GIVEN DATA:
=-=-=
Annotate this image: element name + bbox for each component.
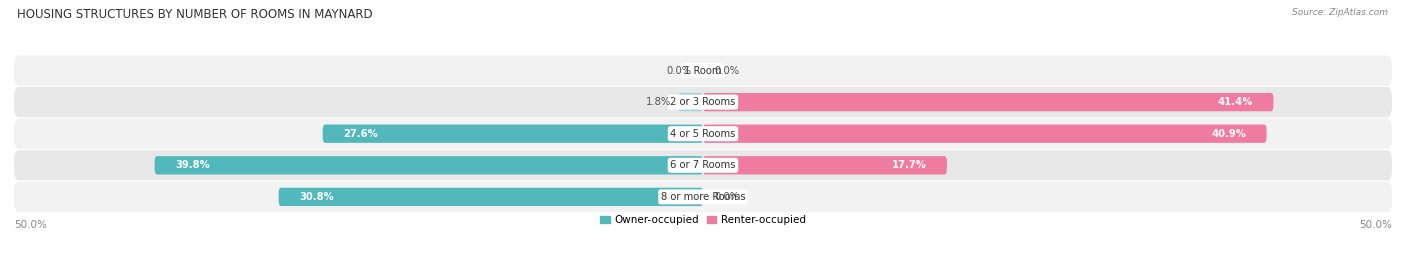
=-=-=
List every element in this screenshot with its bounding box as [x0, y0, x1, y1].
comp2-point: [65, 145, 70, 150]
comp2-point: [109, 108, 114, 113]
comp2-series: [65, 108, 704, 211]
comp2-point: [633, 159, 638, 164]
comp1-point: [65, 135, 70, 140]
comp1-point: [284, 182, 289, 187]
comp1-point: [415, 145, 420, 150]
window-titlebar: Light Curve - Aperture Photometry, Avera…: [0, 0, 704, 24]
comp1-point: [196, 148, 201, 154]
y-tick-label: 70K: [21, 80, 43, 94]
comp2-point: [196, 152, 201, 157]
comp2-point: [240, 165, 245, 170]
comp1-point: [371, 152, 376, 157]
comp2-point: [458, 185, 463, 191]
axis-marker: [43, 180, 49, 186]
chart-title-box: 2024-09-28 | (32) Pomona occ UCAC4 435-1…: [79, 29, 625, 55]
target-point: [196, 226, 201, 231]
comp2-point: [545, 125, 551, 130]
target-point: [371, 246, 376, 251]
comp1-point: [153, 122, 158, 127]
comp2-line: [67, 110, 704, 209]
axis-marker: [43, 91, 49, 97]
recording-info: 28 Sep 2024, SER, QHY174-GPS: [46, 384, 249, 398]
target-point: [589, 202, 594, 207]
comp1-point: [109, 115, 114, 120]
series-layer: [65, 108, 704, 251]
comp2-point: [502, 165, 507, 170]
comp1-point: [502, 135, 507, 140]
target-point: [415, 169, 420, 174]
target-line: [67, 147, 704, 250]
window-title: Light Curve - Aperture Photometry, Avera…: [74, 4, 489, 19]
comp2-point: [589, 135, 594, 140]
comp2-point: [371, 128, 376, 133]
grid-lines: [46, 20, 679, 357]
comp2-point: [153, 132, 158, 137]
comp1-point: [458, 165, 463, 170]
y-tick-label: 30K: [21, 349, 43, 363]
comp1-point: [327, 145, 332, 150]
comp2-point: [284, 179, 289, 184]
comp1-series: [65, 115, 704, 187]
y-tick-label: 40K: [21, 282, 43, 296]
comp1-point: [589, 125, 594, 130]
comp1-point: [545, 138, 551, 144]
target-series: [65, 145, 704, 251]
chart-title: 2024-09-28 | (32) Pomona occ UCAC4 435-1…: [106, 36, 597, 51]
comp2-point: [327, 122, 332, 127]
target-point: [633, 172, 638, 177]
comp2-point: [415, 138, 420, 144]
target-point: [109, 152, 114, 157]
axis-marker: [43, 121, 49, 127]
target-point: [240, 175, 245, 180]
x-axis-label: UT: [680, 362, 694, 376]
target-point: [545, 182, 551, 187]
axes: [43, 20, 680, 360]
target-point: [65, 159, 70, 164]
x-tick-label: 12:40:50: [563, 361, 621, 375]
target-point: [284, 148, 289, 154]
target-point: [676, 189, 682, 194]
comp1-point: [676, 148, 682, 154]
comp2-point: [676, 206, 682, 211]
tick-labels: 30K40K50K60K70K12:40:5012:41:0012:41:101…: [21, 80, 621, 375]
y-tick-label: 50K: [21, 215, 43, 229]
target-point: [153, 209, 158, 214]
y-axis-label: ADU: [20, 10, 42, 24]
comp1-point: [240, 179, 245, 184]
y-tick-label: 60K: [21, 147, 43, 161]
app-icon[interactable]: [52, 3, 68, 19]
=-=-=
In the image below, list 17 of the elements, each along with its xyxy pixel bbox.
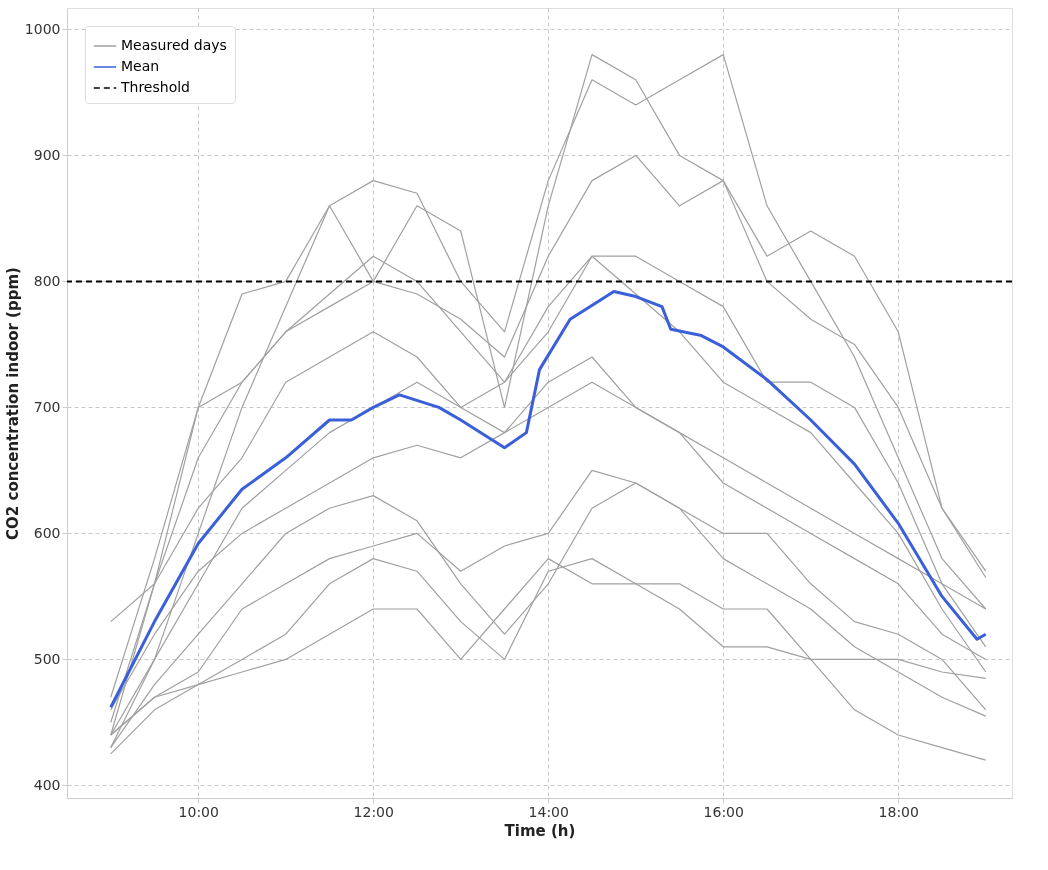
=-=-=
EXERCISE: Render the lines from the one with "List every element" to the one with "y-tick-label: 70K: [21, 80, 43, 94]" as a two-column CSV with the headers instruction and output. Give one row per instruction with its output, put each field in double quotes, and turn line breaks into spaces.

RESULT OF THIS TASK:
instruction,output
"List every element in this screenshot with its bounding box as [x0, y0, x1, y1].","comp2-point: [65, 145, 70, 150] comp2-point: [109, 108, 114, 113] comp2-series: [65, 108, 704, 211] comp2-point: [633, 159, 638, 164] comp1-point: [65, 135, 70, 140] comp1-point: [284, 182, 289, 187] comp1-point: [415, 145, 420, 150] window-titlebar: Light Curve - Aperture Photometry, Avera…: [0, 0, 704, 24] comp1-point: [196, 148, 201, 154] y-tick-label: 70K: [21, 80, 43, 94]"